■ What you are asked to do:
Output the full material exactly as it appears here.

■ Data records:
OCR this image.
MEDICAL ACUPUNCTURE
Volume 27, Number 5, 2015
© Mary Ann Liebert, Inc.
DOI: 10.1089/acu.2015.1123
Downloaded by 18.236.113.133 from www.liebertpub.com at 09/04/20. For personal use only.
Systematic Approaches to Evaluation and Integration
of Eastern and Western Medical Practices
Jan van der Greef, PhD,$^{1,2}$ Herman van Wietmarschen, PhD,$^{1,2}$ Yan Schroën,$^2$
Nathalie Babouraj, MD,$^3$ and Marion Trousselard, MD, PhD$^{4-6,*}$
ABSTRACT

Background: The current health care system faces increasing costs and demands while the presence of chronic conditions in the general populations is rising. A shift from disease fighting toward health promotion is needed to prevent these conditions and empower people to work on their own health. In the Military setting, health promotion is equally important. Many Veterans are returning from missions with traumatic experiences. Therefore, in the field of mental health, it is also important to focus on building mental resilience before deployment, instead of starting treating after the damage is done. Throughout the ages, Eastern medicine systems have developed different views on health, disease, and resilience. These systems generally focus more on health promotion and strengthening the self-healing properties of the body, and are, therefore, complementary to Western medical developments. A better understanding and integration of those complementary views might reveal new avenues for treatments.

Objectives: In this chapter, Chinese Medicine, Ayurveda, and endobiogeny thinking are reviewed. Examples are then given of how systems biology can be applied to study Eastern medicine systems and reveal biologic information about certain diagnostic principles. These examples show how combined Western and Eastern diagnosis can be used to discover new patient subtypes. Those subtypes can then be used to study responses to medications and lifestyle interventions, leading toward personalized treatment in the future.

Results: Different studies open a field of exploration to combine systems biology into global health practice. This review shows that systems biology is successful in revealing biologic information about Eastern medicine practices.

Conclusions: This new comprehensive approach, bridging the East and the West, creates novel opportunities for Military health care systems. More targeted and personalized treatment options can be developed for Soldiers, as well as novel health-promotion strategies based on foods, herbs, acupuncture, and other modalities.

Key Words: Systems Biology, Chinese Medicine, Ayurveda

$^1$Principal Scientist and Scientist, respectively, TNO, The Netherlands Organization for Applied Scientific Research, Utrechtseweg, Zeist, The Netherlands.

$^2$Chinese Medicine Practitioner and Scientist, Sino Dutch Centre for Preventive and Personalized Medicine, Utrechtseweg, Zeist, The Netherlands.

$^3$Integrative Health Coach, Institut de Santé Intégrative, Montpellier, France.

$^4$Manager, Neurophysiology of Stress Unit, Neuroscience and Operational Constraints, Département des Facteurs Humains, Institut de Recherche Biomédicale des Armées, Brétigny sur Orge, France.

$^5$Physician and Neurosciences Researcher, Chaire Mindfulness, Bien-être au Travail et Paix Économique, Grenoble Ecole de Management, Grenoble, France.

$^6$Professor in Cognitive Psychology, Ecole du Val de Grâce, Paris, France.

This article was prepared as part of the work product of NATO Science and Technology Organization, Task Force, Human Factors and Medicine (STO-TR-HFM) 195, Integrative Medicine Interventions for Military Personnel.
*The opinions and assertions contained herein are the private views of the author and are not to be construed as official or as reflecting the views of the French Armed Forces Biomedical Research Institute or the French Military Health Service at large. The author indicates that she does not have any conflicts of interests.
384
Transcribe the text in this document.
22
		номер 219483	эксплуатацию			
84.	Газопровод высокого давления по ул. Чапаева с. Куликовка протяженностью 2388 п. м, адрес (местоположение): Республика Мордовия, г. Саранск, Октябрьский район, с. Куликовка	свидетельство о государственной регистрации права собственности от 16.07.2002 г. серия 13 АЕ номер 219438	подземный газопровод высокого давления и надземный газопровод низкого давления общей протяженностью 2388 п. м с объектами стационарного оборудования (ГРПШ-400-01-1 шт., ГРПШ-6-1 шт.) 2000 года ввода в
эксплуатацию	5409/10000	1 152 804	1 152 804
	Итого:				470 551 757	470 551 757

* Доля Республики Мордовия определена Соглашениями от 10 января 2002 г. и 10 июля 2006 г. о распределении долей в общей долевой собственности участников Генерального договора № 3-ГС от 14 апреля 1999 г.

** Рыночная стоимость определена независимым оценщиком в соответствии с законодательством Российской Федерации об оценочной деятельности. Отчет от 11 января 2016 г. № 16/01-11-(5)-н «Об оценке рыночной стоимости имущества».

■ The solution:
OCR this image.
MEDICAL ACUPUNCTURE
Volume 27, Number 5, 2015
© Mary Ann Liebert, Inc.
DOI: 10.1089/acu.2015.1123
Downloaded by 18.236.113.133 from www.liebertpub.com at 09/04/20. For personal use only.
Systematic Approaches to Evaluation and Integration
of Eastern and Western Medical Practices
Jan van der Greef, PhD,$^{1,2}$ Herman van Wietmarschen, PhD,$^{1,2}$ Yan Schroën,$^2$
Nathalie Babouraj, MD,$^3$ and Marion Trousselard, MD, PhD$^{4-6,*}$
ABSTRACT

Background: The current health care system faces increasing costs and demands while the presence of chronic conditions in the general populations is rising. A shift from disease fighting toward health promotion is needed to prevent these conditions and empower people to work on their own health. In the Military setting, health promotion is equally important. Many Veterans are returning from missions with traumatic experiences. Therefore, in the field of mental health, it is also important to focus on building mental resilience before deployment, instead of starting treating after the damage is done. Throughout the ages, Eastern medicine systems have developed different views on health, disease, and resilience. These systems generally focus more on health promotion and strengthening the self-healing properties of the body, and are, therefore, complementary to Western medical developments. A better understanding and integration of those complementary views might reveal new avenues for treatments.

Objectives: In this chapter, Chinese Medicine, Ayurveda, and endobiogeny thinking are reviewed. Examples are then given of how systems biology can be applied to study Eastern medicine systems and reveal biologic information about certain diagnostic principles. These examples show how combined Western and Eastern diagnosis can be used to discover new patient subtypes. Those subtypes can then be used to study responses to medications and lifestyle interventions, leading toward personalized treatment in the future.

Results: Different studies open a field of exploration to combine systems biology into global health practice. This review shows that systems biology is successful in revealing biologic information about Eastern medicine practices.

Conclusions: This new comprehensive approach, bridging the East and the West, creates novel opportunities for Military health care systems. More targeted and personalized treatment options can be developed for Soldiers, as well as novel health-promotion strategies based on foods, herbs, acupuncture, and other modalities.

Key Words: Systems Biology, Chinese Medicine, Ayurveda

$^1$Principal Scientist and Scientist, respectively, TNO, The Netherlands Organization for Applied Scientific Research, Utrechtseweg, Zeist, The Netherlands.

$^2$Chinese Medicine Practitioner and Scientist, Sino Dutch Centre for Preventive and Personalized Medicine, Utrechtseweg, Zeist, The Netherlands.

$^3$Integrative Health Coach, Institut de Santé Intégrative, Montpellier, France.

$^4$Manager, Neurophysiology of Stress Unit, Neuroscience and Operational Constraints, Département des Facteurs Humains, Institut de Recherche Biomédicale des Armées, Brétigny sur Orge, France.

$^5$Physician and Neurosciences Researcher, Chaire Mindfulness, Bien-être au Travail et Paix Économique, Grenoble Ecole de Management, Grenoble, France.

$^6$Professor in Cognitive Psychology, Ecole du Val de Grâce, Paris, France.

This article was prepared as part of the work product of NATO Science and Technology Organization, Task Force, Human Factors and Medicine (STO-TR-HFM) 195, Integrative Medicine Interventions for Military Personnel.
*The opinions and assertions contained herein are the private views of the author and are not to be construed as official or as reflecting the views of the French Armed Forces Biomedical Research Institute or the French Military Health Service at large. The author indicates that she does not have any conflicts of interests.
384
Transcribe the text in this document.
22
		номер 219483	эксплуатацию			
84.	Газопровод высокого давления по ул. Чапаева с. Куликовка протяженностью 2388 п. м, адрес (местоположение): Республика Мордовия, г. Саранск, Октябрьский район, с. Куликовка	свидетельство о государственной регистрации права собственности от 16.07.2002 г. серия 13 АЕ номер 219438	подземный газопровод высокого давления и надземный газопровод низкого давления общей протяженностью 2388 п. м с объектами стационарного оборудования (ГРПШ-400-01-1 шт., ГРПШ-6-1 шт.) 2000 года ввода в
эксплуатацию	5409/10000	1 152 804	1 152 804
	Итого:				470 551 757	470 551 757

* Доля Республики Мордовия определена Соглашениями от 10 января 2002 г. и 10 июля 2006 г. о распределении долей в общей долевой собственности участников Генерального договора № 3-ГС от 14 апреля 1999 г.

** Рыночная стоимость определена независимым оценщиком в соответствии с законодательством Российской Федерации об оценочной деятельности. Отчет от 11 января 2016 г. № 16/01-11-(5)-н «Об оценке рыночной стоимости имущества».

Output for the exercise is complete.